Task objective:
Do any lines in the data below contain "this"? If so, copy every one of them.

┌────────

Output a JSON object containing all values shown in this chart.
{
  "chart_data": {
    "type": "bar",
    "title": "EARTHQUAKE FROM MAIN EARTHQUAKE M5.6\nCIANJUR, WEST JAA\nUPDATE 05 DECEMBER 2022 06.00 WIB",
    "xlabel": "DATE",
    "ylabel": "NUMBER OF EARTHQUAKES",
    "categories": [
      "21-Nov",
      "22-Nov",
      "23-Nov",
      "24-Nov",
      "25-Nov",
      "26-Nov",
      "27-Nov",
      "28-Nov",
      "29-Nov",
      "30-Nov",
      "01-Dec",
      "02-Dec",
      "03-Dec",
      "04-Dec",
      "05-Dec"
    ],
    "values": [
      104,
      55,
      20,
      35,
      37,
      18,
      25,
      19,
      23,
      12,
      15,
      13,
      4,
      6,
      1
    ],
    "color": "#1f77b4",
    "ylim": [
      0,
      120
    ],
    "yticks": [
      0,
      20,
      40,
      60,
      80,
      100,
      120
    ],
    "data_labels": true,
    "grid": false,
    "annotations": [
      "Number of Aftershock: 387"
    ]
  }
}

└────────
┌────────

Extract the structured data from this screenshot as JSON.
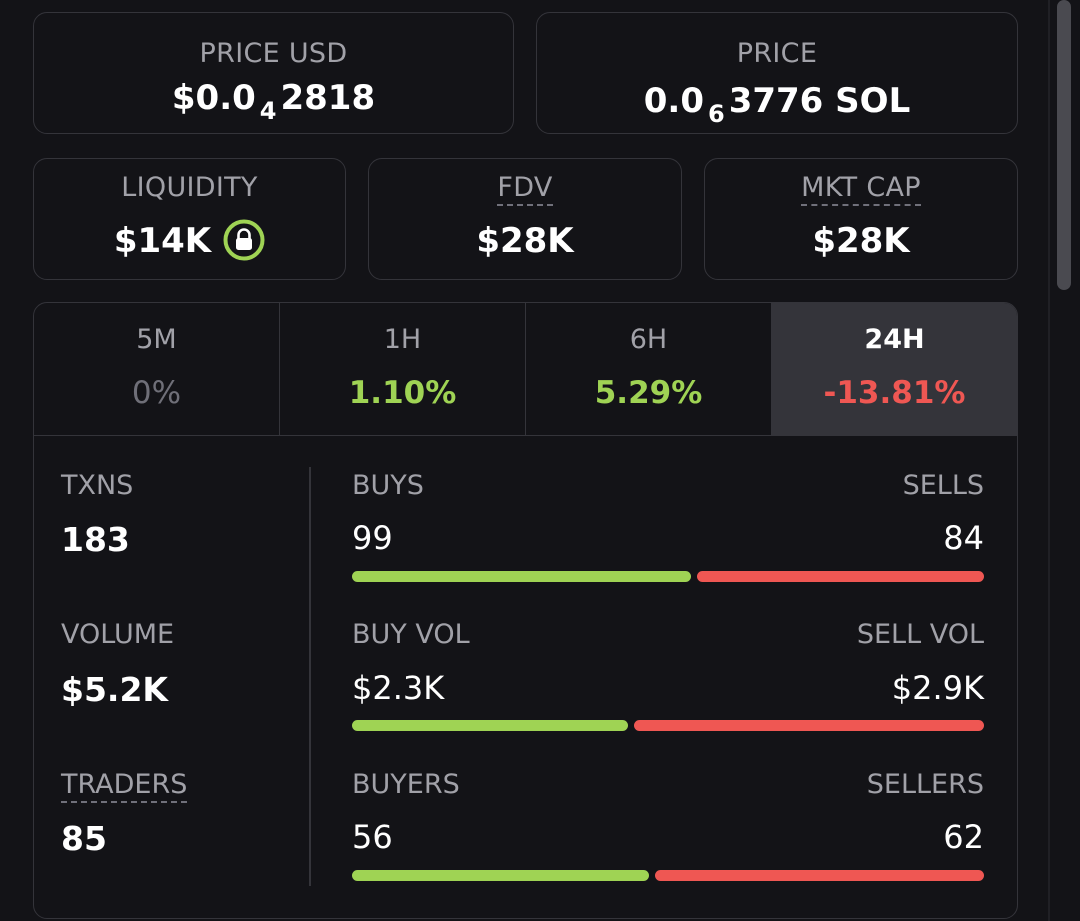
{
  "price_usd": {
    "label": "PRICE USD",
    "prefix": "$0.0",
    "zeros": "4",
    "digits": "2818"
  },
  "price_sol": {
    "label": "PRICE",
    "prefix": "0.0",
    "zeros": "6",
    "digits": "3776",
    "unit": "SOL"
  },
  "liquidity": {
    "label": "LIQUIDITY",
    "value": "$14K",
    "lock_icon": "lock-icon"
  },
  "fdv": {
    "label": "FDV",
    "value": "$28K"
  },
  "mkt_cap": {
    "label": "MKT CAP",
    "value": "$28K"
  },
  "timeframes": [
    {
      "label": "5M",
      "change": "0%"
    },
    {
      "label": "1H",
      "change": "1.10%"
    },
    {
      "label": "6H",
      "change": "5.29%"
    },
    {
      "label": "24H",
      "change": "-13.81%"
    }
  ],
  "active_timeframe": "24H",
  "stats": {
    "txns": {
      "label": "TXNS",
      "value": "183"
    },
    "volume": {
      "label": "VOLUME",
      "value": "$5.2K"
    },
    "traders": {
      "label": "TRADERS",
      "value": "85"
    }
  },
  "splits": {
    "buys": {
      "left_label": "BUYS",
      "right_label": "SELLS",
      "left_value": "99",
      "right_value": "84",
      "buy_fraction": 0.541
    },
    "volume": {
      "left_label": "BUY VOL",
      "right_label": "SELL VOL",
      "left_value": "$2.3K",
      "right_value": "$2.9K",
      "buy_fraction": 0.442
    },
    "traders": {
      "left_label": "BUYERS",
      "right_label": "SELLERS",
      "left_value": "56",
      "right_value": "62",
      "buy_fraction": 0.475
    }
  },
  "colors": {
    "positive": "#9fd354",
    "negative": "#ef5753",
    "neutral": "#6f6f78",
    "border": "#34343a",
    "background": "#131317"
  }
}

└────────

Expected answer:
Output a JSON object containing all values shown in this chart.
Extract the structured data from this screenshot as JSON.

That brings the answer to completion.